# Dataset excerpts
____
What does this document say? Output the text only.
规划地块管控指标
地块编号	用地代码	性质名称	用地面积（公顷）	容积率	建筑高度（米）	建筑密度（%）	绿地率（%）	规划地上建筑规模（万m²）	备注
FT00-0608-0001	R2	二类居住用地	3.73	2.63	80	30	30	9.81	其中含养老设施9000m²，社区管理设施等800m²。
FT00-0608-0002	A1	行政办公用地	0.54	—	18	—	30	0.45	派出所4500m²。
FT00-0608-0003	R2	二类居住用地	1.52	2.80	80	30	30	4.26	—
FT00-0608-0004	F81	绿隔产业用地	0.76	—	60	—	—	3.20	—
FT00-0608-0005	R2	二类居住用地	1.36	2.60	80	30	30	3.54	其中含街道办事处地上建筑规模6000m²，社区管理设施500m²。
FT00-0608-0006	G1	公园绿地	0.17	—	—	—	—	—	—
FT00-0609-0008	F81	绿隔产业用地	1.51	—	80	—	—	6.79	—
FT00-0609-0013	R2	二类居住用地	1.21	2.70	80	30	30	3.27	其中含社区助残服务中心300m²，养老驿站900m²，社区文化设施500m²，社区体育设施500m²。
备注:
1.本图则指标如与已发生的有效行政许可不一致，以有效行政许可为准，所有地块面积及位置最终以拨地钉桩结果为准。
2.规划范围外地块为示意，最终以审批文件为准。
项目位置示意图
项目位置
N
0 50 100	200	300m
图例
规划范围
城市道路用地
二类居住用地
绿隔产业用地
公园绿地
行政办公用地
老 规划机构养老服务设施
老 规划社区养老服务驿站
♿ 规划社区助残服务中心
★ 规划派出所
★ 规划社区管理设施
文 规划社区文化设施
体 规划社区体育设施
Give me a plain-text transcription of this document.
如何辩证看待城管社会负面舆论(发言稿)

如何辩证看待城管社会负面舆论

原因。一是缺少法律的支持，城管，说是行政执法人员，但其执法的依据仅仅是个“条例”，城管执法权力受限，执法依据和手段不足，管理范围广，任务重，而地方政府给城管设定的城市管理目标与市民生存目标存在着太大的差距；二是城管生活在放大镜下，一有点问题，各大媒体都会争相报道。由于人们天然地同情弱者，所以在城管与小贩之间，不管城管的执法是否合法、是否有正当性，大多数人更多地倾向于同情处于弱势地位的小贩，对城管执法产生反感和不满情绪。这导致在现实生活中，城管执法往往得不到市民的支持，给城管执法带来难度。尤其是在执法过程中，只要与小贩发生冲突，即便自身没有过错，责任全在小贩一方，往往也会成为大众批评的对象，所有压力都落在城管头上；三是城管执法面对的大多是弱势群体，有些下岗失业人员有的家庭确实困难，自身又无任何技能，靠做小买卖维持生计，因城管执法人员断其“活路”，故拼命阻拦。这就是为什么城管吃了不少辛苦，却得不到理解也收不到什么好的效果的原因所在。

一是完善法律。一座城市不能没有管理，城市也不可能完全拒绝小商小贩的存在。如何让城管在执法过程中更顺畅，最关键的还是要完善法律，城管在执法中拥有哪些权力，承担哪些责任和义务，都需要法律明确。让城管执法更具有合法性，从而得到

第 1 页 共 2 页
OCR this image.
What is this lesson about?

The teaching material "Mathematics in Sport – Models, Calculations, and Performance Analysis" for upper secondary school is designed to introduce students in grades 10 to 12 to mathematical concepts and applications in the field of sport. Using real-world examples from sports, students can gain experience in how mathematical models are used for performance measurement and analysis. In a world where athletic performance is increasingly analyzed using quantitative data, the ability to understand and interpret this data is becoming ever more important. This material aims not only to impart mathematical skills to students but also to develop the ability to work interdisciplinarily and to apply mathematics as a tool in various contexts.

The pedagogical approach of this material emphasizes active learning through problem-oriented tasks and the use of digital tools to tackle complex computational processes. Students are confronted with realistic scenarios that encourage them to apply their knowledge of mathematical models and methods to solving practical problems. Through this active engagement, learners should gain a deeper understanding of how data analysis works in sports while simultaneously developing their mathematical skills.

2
____
Exactly reproduce the material above.

What does this document say? Output the text only.
规划地块管控指标
地块编号	用地代码	性质名称	用地面积（公顷）	容积率	建筑高度（米）	建筑密度（%）	绿地率（%）	规划地上建筑规模（万m²）	备注
FT00-0608-0001	R2	二类居住用地	3.73	2.63	80	30	30	9.81	其中含养老设施9000m²，社区管理设施等800m²。
FT00-0608-0002	A1	行政办公用地	0.54	—	18	—	30	0.45	派出所4500m²。
FT00-0608-0003	R2	二类居住用地	1.52	2.80	80	30	30	4.26	—
FT00-0608-0004	F81	绿隔产业用地	0.76	—	60	—	—	3.20	—
FT00-0608-0005	R2	二类居住用地	1.36	2.60	80	30	30	3.54	其中含街道办事处地上建筑规模6000m²，社区管理设施500m²。
FT00-0608-0006	G1	公园绿地	0.17	—	—	—	—	—	—
FT00-0609-0008	F81	绿隔产业用地	1.51	—	80	—	—	6.79	—
FT00-0609-0013	R2	二类居住用地	1.21	2.70	80	30	30	3.27	其中含社区助残服务中心300m²，养老驿站900m²，社区文化设施500m²，社区体育设施500m²。
备注:
1.本图则指标如与已发生的有效行政许可不一致，以有效行政许可为准，所有地块面积及位置最终以拨地钉桩结果为准。
2.规划范围外地块为示意，最终以审批文件为准。
项目位置示意图
项目位置
N
0 50 100	200	300m
图例
规划范围
城市道路用地
二类居住用地
绿隔产业用地
公园绿地
行政办公用地
老 规划机构养老服务设施
老 规划社区养老服务驿站
♿ 规划社区助残服务中心
★ 规划派出所
★ 规划社区管理设施
文 规划社区文化设施
体 规划社区体育设施
Give me a plain-text transcription of this document.
如何辩证看待城管社会负面舆论(发言稿)

如何辩证看待城管社会负面舆论

原因。一是缺少法律的支持，城管，说是行政执法人员，但其执法的依据仅仅是个“条例”，城管执法权力受限，执法依据和手段不足，管理范围广，任务重，而地方政府给城管设定的城市管理目标与市民生存目标存在着太大的差距；二是城管生活在放大镜下，一有点问题，各大媒体都会争相报道。由于人们天然地同情弱者，所以在城管与小贩之间，不管城管的执法是否合法、是否有正当性，大多数人更多地倾向于同情处于弱势地位的小贩，对城管执法产生反感和不满情绪。这导致在现实生活中，城管执法往往得不到市民的支持，给城管执法带来难度。尤其是在执法过程中，只要与小贩发生冲突，即便自身没有过错，责任全在小贩一方，往往也会成为大众批评的对象，所有压力都落在城管头上；三是城管执法面对的大多是弱势群体，有些下岗失业人员有的家庭确实困难，自身又无任何技能，靠做小买卖维持生计，因城管执法人员断其“活路”，故拼命阻拦。这就是为什么城管吃了不少辛苦，却得不到理解也收不到什么好的效果的原因所在。

一是完善法律。一座城市不能没有管理，城市也不可能完全拒绝小商小贩的存在。如何让城管在执法过程中更顺畅，最关键的还是要完善法律，城管在执法中拥有哪些权力，承担哪些责任和义务，都需要法律明确。让城管执法更具有合法性，从而得到

第 1 页 共 2 页
OCR this image.
What is this lesson about?

The teaching material "Mathematics in Sport – Models, Calculations, and Performance Analysis" for upper secondary school is designed to introduce students in grades 10 to 12 to mathematical concepts and applications in the field of sport. Using real-world examples from sports, students can gain experience in how mathematical models are used for performance measurement and analysis. In a world where athletic performance is increasingly analyzed using quantitative data, the ability to understand and interpret this data is becoming ever more important. This material aims not only to impart mathematical skills to students but also to develop the ability to work interdisciplinarily and to apply mathematics as a tool in various contexts.

The pedagogical approach of this material emphasizes active learning through problem-oriented tasks and the use of digital tools to tackle complex computational processes. Students are confronted with realistic scenarios that encourage them to apply their knowledge of mathematical models and methods to solving practical problems. Through this active engagement, learners should gain a deeper understanding of how data analysis works in sports while simultaneously developing their mathematical skills.

2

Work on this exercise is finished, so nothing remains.